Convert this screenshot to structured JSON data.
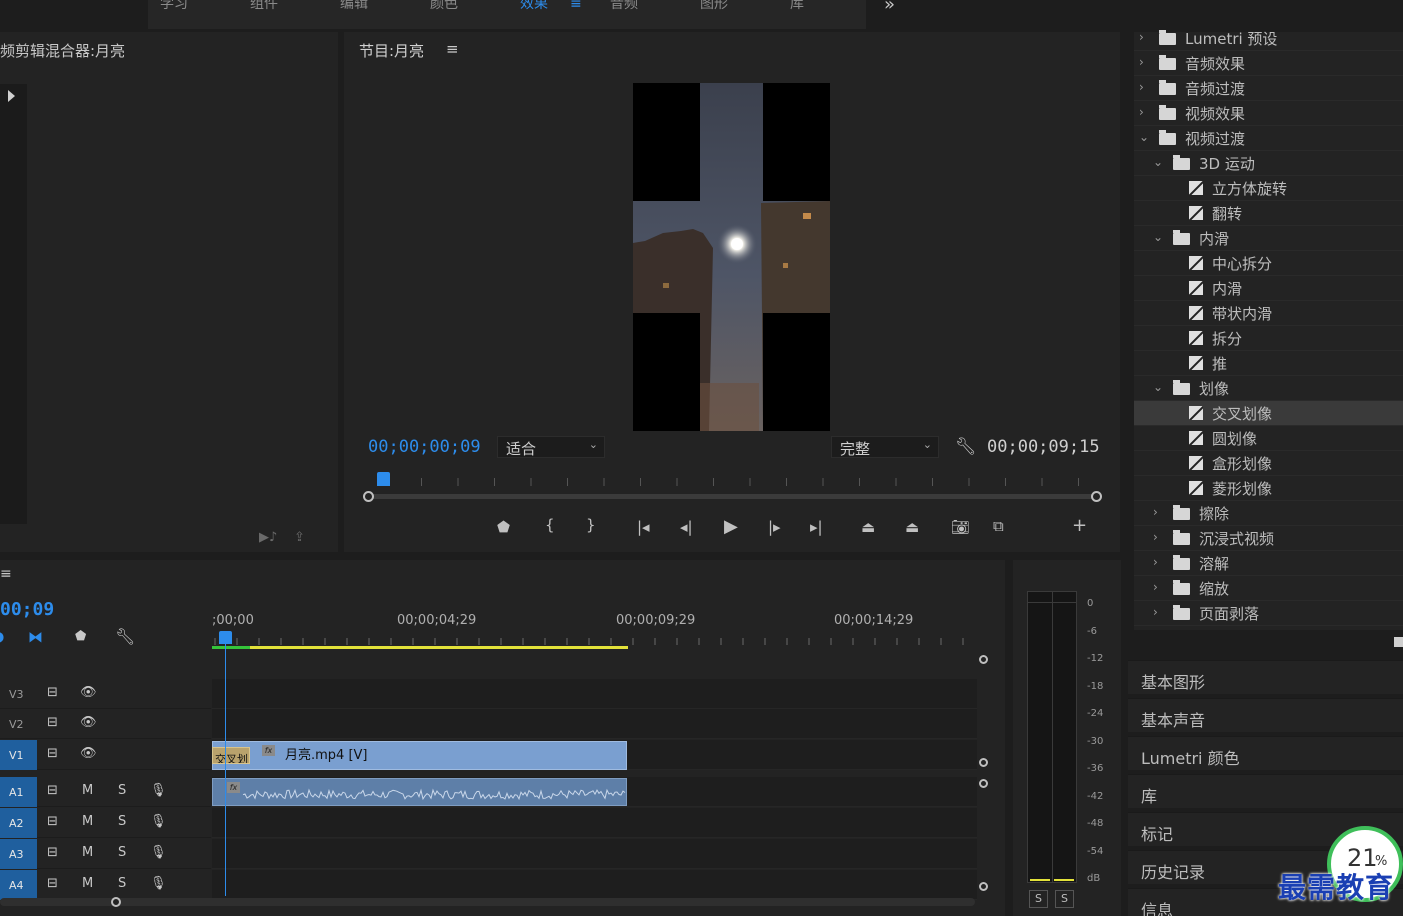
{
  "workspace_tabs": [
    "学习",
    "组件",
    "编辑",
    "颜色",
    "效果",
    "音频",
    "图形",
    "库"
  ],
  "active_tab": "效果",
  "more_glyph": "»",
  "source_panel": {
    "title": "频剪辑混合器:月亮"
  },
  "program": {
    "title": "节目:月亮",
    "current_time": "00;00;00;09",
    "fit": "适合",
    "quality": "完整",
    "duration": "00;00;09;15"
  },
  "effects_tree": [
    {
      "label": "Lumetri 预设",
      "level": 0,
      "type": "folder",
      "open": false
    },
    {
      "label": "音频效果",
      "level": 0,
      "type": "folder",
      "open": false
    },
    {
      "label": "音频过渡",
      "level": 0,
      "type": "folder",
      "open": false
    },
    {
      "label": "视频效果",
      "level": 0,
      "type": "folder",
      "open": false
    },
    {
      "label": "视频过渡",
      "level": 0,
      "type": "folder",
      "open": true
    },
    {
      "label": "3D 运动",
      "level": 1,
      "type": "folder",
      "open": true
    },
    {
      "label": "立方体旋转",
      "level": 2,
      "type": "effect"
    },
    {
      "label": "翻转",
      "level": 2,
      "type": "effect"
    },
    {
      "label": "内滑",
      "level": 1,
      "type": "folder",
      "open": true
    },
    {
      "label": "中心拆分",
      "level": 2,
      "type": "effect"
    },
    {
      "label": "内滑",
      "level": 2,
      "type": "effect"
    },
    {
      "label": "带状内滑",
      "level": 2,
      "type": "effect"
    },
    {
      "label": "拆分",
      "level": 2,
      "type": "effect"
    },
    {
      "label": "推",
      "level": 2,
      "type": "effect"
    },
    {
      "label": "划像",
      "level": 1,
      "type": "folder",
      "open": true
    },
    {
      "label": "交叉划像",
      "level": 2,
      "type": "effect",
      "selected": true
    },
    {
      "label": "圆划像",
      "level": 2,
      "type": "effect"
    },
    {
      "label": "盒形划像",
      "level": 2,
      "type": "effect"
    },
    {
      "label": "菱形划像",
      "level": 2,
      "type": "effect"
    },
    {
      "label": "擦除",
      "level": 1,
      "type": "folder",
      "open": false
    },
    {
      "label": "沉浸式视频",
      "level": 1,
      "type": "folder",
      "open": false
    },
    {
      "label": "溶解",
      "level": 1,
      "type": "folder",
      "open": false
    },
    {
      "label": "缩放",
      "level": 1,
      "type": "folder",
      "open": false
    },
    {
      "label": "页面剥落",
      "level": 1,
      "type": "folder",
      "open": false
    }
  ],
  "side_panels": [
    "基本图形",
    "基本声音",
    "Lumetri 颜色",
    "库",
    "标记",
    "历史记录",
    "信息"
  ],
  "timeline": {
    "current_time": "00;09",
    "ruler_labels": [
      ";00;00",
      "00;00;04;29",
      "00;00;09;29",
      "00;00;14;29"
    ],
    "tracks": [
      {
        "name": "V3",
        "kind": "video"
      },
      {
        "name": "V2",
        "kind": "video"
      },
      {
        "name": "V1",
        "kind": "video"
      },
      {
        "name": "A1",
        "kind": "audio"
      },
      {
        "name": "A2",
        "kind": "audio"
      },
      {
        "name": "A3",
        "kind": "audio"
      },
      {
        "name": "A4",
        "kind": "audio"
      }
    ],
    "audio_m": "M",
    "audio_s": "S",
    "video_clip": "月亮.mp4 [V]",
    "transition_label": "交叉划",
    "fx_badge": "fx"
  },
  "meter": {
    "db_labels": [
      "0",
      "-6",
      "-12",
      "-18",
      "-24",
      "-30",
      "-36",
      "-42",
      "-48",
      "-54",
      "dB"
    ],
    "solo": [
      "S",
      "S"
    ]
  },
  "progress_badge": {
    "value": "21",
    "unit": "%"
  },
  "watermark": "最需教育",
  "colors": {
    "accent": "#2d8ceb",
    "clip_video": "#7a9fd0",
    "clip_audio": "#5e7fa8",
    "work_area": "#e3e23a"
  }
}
* * *
→ DIRECTIVE
Reproduce the whole listing above word for word, but not its pictures.

→ THE SOLUTION
Convert this screenshot to structured JSON data.
{
  "workspace_tabs": [
    "学习",
    "组件",
    "编辑",
    "颜色",
    "效果",
    "音频",
    "图形",
    "库"
  ],
  "active_tab": "效果",
  "more_glyph": "»",
  "source_panel": {
    "title": "频剪辑混合器:月亮"
  },
  "program": {
    "title": "节目:月亮",
    "current_time": "00;00;00;09",
    "fit": "适合",
    "quality": "完整",
    "duration": "00;00;09;15"
  },
  "effects_tree": [
    {
      "label": "Lumetri 预设",
      "level": 0,
      "type": "folder",
      "open": false
    },
    {
      "label": "音频效果",
      "level": 0,
      "type": "folder",
      "open": false
    },
    {
      "label": "音频过渡",
      "level": 0,
      "type": "folder",
      "open": false
    },
    {
      "label": "视频效果",
      "level": 0,
      "type": "folder",
      "open": false
    },
    {
      "label": "视频过渡",
      "level": 0,
      "type": "folder",
      "open": true
    },
    {
      "label": "3D 运动",
      "level": 1,
      "type": "folder",
      "open": true
    },
    {
      "label": "立方体旋转",
      "level": 2,
      "type": "effect"
    },
    {
      "label": "翻转",
      "level": 2,
      "type": "effect"
    },
    {
      "label": "内滑",
      "level": 1,
      "type": "folder",
      "open": true
    },
    {
      "label": "中心拆分",
      "level": 2,
      "type": "effect"
    },
    {
      "label": "内滑",
      "level": 2,
      "type": "effect"
    },
    {
      "label": "带状内滑",
      "level": 2,
      "type": "effect"
    },
    {
      "label": "拆分",
      "level": 2,
      "type": "effect"
    },
    {
      "label": "推",
      "level": 2,
      "type": "effect"
    },
    {
      "label": "划像",
      "level": 1,
      "type": "folder",
      "open": true
    },
    {
      "label": "交叉划像",
      "level": 2,
      "type": "effect",
      "selected": true
    },
    {
      "label": "圆划像",
      "level": 2,
      "type": "effect"
    },
    {
      "label": "盒形划像",
      "level": 2,
      "type": "effect"
    },
    {
      "label": "菱形划像",
      "level": 2,
      "type": "effect"
    },
    {
      "label": "擦除",
      "level": 1,
      "type": "folder",
      "open": false
    },
    {
      "label": "沉浸式视频",
      "level": 1,
      "type": "folder",
      "open": false
    },
    {
      "label": "溶解",
      "level": 1,
      "type": "folder",
      "open": false
    },
    {
      "label": "缩放",
      "level": 1,
      "type": "folder",
      "open": false
    },
    {
      "label": "页面剥落",
      "level": 1,
      "type": "folder",
      "open": false
    }
  ],
  "side_panels": [
    "基本图形",
    "基本声音",
    "Lumetri 颜色",
    "库",
    "标记",
    "历史记录",
    "信息"
  ],
  "timeline": {
    "current_time": "00;09",
    "ruler_labels": [
      ";00;00",
      "00;00;04;29",
      "00;00;09;29",
      "00;00;14;29"
    ],
    "tracks": [
      {
        "name": "V3",
        "kind": "video"
      },
      {
        "name": "V2",
        "kind": "video"
      },
      {
        "name": "V1",
        "kind": "video"
      },
      {
        "name": "A1",
        "kind": "audio"
      },
      {
        "name": "A2",
        "kind": "audio"
      },
      {
        "name": "A3",
        "kind": "audio"
      },
      {
        "name": "A4",
        "kind": "audio"
      }
    ],
    "audio_m": "M",
    "audio_s": "S",
    "video_clip": "月亮.mp4 [V]",
    "transition_label": "交叉划",
    "fx_badge": "fx"
  },
  "meter": {
    "db_labels": [
      "0",
      "-6",
      "-12",
      "-18",
      "-24",
      "-30",
      "-36",
      "-42",
      "-48",
      "-54",
      "dB"
    ],
    "solo": [
      "S",
      "S"
    ]
  },
  "progress_badge": {
    "value": "21",
    "unit": "%"
  },
  "watermark": "最需教育",
  "colors": {
    "accent": "#2d8ceb",
    "clip_video": "#7a9fd0",
    "clip_audio": "#5e7fa8",
    "work_area": "#e3e23a"
  }
}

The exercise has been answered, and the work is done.